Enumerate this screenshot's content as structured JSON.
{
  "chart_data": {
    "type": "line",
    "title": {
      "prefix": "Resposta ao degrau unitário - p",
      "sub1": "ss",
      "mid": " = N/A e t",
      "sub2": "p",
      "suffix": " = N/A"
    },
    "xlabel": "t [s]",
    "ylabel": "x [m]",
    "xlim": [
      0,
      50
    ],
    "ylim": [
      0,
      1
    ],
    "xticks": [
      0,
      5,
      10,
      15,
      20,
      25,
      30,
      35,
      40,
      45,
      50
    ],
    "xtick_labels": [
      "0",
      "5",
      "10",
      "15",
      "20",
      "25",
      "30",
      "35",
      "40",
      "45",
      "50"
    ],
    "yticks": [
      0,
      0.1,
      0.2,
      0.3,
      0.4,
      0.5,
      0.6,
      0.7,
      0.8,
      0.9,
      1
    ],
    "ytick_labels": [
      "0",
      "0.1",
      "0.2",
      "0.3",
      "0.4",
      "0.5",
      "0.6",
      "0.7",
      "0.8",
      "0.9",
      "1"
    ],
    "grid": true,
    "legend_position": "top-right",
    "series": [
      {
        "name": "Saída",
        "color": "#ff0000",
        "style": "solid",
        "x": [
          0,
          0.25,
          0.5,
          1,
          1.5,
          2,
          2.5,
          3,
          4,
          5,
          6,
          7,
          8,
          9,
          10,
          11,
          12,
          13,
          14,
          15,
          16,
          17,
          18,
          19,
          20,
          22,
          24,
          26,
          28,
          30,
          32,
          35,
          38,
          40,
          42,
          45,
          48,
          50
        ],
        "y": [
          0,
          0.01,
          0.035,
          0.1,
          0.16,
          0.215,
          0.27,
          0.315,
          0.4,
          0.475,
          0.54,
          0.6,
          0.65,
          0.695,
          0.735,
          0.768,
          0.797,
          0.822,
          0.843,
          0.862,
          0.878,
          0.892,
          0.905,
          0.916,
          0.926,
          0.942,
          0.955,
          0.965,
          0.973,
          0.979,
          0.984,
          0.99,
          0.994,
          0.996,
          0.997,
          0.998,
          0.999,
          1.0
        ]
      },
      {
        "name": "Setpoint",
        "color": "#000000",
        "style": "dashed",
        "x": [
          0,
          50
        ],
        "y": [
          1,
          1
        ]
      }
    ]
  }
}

····················

§ GOAL OF THE EXERCISE: Extract every entry in the listing word for word.

§ SOLUTION FOR THIS PROBLEM:
Enumerate this screenshot's content as structured JSON.
{
  "chart_data": {
    "type": "line",
    "title": {
      "prefix": "Resposta ao degrau unitário - p",
      "sub1": "ss",
      "mid": " = N/A e t",
      "sub2": "p",
      "suffix": " = N/A"
    },
    "xlabel": "t [s]",
    "ylabel": "x [m]",
    "xlim": [
      0,
      50
    ],
    "ylim": [
      0,
      1
    ],
    "xticks": [
      0,
      5,
      10,
      15,
      20,
      25,
      30,
      35,
      40,
      45,
      50
    ],
    "xtick_labels": [
      "0",
      "5",
      "10",
      "15",
      "20",
      "25",
      "30",
      "35",
      "40",
      "45",
      "50"
    ],
    "yticks": [
      0,
      0.1,
      0.2,
      0.3,
      0.4,
      0.5,
      0.6,
      0.7,
      0.8,
      0.9,
      1
    ],
    "ytick_labels": [
      "0",
      "0.1",
      "0.2",
      "0.3",
      "0.4",
      "0.5",
      "0.6",
      "0.7",
      "0.8",
      "0.9",
      "1"
    ],
    "grid": true,
    "legend_position": "top-right",
    "series": [
      {
        "name": "Saída",
        "color": "#ff0000",
        "style": "solid",
        "x": [
          0,
          0.25,
          0.5,
          1,
          1.5,
          2,
          2.5,
          3,
          4,
          5,
          6,
          7,
          8,
          9,
          10,
          11,
          12,
          13,
          14,
          15,
          16,
          17,
          18,
          19,
          20,
          22,
          24,
          26,
          28,
          30,
          32,
          35,
          38,
          40,
          42,
          45,
          48,
          50
        ],
        "y": [
          0,
          0.01,
          0.035,
          0.1,
          0.16,
          0.215,
          0.27,
          0.315,
          0.4,
          0.475,
          0.54,
          0.6,
          0.65,
          0.695,
          0.735,
          0.768,
          0.797,
          0.822,
          0.843,
          0.862,
          0.878,
          0.892,
          0.905,
          0.916,
          0.926,
          0.942,
          0.955,
          0.965,
          0.973,
          0.979,
          0.984,
          0.99,
          0.994,
          0.996,
          0.997,
          0.998,
          0.999,
          1.0
        ]
      },
      {
        "name": "Setpoint",
        "color": "#000000",
        "style": "dashed",
        "x": [
          0,
          50
        ],
        "y": [
          1,
          1
        ]
      }
    ]
  }
}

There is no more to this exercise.